— start SELECTED TEXT —

Developers on the Scrum Team felt like they were often moving in different directions. Individuals would grab a piece of work, build it in their silo, and merge it into the others' work. Working in silos was creating quite a few problems for the team. Most notably:

- Code quality and cohesion issues were running rampant.
- Testers often were getting piled on late in the Sprint.
- Arguments over design decisions came late and were often heated debates.

This ‘team’ resembled more a cooperating group of individuals than it did a collaborating Scrum Team. Despite the commitment to working more together, it never seemed to come to fruition.

As Scrum Master, I felt like I was failing the Scrum Team. But what could I do to help bring transparency to these issues and give the team a better chance of working together moving forward?

During a subsequent Sprint Retrospective, I shared with the Scrum Team the trend of them trying (and failing) to further collaborate on work. The team agreed but just didn’t know how to make further collaboration happen. They asked me for suggestions on practices they might use to help solve this issue.

My first suggestion was to limit WIP (Work in Progress) as a tactic that might further enable them to work together and create focus in the Sprint. The team had a visceral reaction. I went on the defense trying to sell the value of limiting WIP but quickly gave up and pivoted.
The pivot was to introduce the concept of Work Item Age (the time between when a work item has started and the current time). It was a less radical change in their eyes and something rather easy to measure. The team agreed to make Work Item Age a central part of the discussion during a Daily Scrum. The Daily Scrum, to the team, was a natural place to inspect Work Item Age and adapt how working together might keep something aging unreasonably.

— end SELECTED TEXT —
— start SUPPLIED DATA —

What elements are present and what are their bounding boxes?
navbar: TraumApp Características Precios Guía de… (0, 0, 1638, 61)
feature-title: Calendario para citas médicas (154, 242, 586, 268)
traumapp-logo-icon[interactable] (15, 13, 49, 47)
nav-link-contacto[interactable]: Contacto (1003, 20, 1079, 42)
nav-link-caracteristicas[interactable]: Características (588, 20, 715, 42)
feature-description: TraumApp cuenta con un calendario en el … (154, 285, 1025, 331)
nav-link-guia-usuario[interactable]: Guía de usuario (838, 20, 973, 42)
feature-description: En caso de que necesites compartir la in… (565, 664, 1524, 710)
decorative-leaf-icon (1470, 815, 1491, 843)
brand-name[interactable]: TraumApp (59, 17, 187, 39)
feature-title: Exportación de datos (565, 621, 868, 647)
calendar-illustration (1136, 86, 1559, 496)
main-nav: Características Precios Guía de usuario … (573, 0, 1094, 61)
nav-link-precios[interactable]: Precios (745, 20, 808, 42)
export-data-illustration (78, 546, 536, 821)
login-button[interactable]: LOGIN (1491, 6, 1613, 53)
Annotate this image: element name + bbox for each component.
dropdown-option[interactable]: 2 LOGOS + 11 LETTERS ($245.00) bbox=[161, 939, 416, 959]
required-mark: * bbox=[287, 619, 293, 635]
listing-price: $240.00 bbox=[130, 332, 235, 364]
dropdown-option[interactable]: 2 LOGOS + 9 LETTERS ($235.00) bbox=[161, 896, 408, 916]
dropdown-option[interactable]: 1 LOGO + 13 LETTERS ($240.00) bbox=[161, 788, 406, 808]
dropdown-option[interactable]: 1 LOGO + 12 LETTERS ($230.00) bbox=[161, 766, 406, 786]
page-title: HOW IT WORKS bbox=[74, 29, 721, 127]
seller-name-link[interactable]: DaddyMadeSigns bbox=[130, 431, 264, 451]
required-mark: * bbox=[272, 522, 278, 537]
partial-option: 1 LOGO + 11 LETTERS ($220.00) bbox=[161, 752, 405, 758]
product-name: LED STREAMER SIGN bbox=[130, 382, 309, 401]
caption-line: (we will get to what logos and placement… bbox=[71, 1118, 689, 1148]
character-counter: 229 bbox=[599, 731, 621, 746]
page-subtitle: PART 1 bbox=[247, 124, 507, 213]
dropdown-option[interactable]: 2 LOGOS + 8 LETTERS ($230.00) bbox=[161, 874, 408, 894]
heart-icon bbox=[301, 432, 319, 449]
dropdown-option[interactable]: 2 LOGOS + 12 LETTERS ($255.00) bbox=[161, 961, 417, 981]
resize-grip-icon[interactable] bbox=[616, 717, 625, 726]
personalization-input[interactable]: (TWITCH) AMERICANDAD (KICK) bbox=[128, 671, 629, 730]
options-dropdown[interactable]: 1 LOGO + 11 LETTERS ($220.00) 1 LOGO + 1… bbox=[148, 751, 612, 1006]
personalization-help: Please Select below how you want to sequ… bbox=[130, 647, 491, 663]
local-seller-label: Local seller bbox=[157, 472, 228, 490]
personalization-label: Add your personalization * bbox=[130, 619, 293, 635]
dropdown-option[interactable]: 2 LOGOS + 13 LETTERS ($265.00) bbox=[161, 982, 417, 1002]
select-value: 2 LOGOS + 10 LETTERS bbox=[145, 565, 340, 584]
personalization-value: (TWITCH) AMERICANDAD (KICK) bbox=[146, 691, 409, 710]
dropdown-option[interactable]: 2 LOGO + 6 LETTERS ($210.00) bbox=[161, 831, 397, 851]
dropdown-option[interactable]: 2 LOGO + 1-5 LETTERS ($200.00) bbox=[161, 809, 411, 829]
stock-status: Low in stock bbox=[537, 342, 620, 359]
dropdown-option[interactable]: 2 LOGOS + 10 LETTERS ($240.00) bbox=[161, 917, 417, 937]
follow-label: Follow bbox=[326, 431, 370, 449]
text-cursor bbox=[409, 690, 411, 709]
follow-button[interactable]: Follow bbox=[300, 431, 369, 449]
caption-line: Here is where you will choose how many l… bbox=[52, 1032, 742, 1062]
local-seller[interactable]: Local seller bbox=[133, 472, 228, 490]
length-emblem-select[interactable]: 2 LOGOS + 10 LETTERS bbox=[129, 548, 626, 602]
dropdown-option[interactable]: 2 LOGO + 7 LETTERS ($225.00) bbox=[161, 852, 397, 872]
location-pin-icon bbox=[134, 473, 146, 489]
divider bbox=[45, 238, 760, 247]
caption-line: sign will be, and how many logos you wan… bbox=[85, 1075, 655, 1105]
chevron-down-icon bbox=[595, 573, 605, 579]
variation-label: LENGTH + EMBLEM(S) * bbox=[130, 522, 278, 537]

— end SUPPLIED DATA —

- _REQUESTS_
#1 In the Scrum Team text, how is Work Item Age defined?
#2 Summarize the Scrum Team text in two sentences.
#3 Write the next part of the Scrum Team text, picking up after its final sentence.

- _RESPONSES TO THE TASKS_
#1 It is the time between when a work item has started and the current time.

#2 Developers on the Scrum Team worked in silos, which led to code quality and cohesion issues, testers getting piled on late in the Sprint, and heated late arguments over design, and their commitment to working together never seemed to come to fruition. When the team asked the Scrum Master for suggestions during a Sprint Retrospective, they reacted strongly against limiting WIP, so the Scrum Master introduced Work Item Age instead, and the team agreed to make it a central part of the Daily Scrum.

#3
For the next two Sprints, I observed the Daily Scrum and noticed a newfound attention being brought to what work was in progress, who was working on it, and how others might help. Work Item Age was enabling conversations that hadn’t been there before. Conversations went from stagnant to focusing on what could be done to keep an item aging beyond reason. The team was succeeding at collaborating on work!

Over time, the Scrum Team became more open to additional practices such as limiting WIP (Work In Progress) and a SLE (Service Level Expectation). They saw the value in other flow-based ideas that I would introduce all because of being cognizant of Work Item Age. I witnessed a cooperating group of individuals turn into a thriving collaborative team. The silos were busted and the aforementioned problems disappeared. This team was delivering!

Scrum is a framework for which many complementary practices exist. Scrum Teams often struggle to identify ways to work together. Implementing Kanban and Scrum together creates transparency around issues you may not know how to solve or didn’t even know existed.